Set task.
Reproduce every line of the material below, but drop the pictures.

─── Given data

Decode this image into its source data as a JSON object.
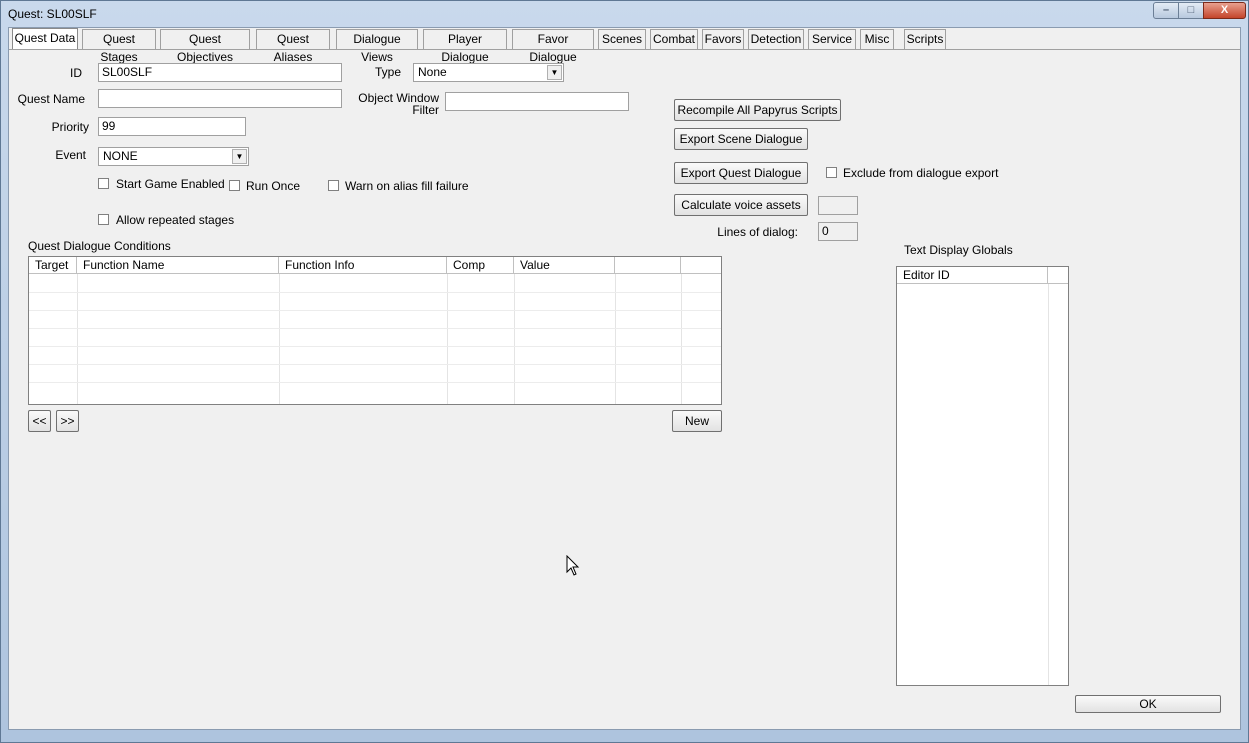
{
  "window": {
    "title": "Quest: SL00SLF",
    "minimize": "–",
    "maximize": "□",
    "close": "X"
  },
  "tabs": [
    {
      "label": "Quest Data",
      "active": true
    },
    {
      "label": "Quest Stages"
    },
    {
      "label": "Quest Objectives"
    },
    {
      "label": "Quest Aliases"
    },
    {
      "label": "Dialogue Views"
    },
    {
      "label": "Player Dialogue"
    },
    {
      "label": "Favor Dialogue"
    },
    {
      "label": "Scenes"
    },
    {
      "label": "Combat"
    },
    {
      "label": "Favors"
    },
    {
      "label": "Detection"
    },
    {
      "label": "Service"
    },
    {
      "label": "Misc"
    },
    {
      "label": "Scripts"
    }
  ],
  "form": {
    "id_label": "ID",
    "id_value": "SL00SLF",
    "type_label": "Type",
    "type_value": "None",
    "quest_name_label": "Quest Name",
    "quest_name_value": "",
    "object_window_label_1": "Object Window",
    "object_window_label_2": "Filter",
    "object_window_value": "",
    "priority_label": "Priority",
    "priority_value": "99",
    "event_label": "Event",
    "event_value": "NONE",
    "start_game_enabled": "Start Game Enabled",
    "run_once": "Run Once",
    "warn_alias": "Warn on alias fill failure",
    "allow_repeated": "Allow repeated stages"
  },
  "buttons": {
    "recompile": "Recompile All Papyrus Scripts",
    "export_scene": "Export Scene Dialogue",
    "export_quest": "Export Quest Dialogue",
    "exclude_label": "Exclude from dialogue export",
    "calc_voice": "Calculate voice assets",
    "calc_value": "",
    "lines_label": "Lines of dialog:",
    "lines_value": "0",
    "prev": "<<",
    "next": ">>",
    "new": "New",
    "ok": "OK"
  },
  "conditions": {
    "title": "Quest Dialogue Conditions",
    "columns": [
      "Target",
      "Function Name",
      "Function Info",
      "Comp",
      "Value",
      ""
    ]
  },
  "globals": {
    "title": "Text Display Globals",
    "columns": [
      "Editor ID"
    ]
  }
}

──────

Answer to this exercise.
Decode this image into its source data as a JSON object.
{
  "window": {
    "title": "Quest: SL00SLF",
    "minimize": "–",
    "maximize": "□",
    "close": "X"
  },
  "tabs": [
    {
      "label": "Quest Data",
      "active": true
    },
    {
      "label": "Quest Stages"
    },
    {
      "label": "Quest Objectives"
    },
    {
      "label": "Quest Aliases"
    },
    {
      "label": "Dialogue Views"
    },
    {
      "label": "Player Dialogue"
    },
    {
      "label": "Favor Dialogue"
    },
    {
      "label": "Scenes"
    },
    {
      "label": "Combat"
    },
    {
      "label": "Favors"
    },
    {
      "label": "Detection"
    },
    {
      "label": "Service"
    },
    {
      "label": "Misc"
    },
    {
      "label": "Scripts"
    }
  ],
  "form": {
    "id_label": "ID",
    "id_value": "SL00SLF",
    "type_label": "Type",
    "type_value": "None",
    "quest_name_label": "Quest Name",
    "quest_name_value": "",
    "object_window_label_1": "Object Window",
    "object_window_label_2": "Filter",
    "object_window_value": "",
    "priority_label": "Priority",
    "priority_value": "99",
    "event_label": "Event",
    "event_value": "NONE",
    "start_game_enabled": "Start Game Enabled",
    "run_once": "Run Once",
    "warn_alias": "Warn on alias fill failure",
    "allow_repeated": "Allow repeated stages"
  },
  "buttons": {
    "recompile": "Recompile All Papyrus Scripts",
    "export_scene": "Export Scene Dialogue",
    "export_quest": "Export Quest Dialogue",
    "exclude_label": "Exclude from dialogue export",
    "calc_voice": "Calculate voice assets",
    "calc_value": "",
    "lines_label": "Lines of dialog:",
    "lines_value": "0",
    "prev": "<<",
    "next": ">>",
    "new": "New",
    "ok": "OK"
  },
  "conditions": {
    "title": "Quest Dialogue Conditions",
    "columns": [
      "Target",
      "Function Name",
      "Function Info",
      "Comp",
      "Value",
      ""
    ]
  },
  "globals": {
    "title": "Text Display Globals",
    "columns": [
      "Editor ID"
    ]
  }
}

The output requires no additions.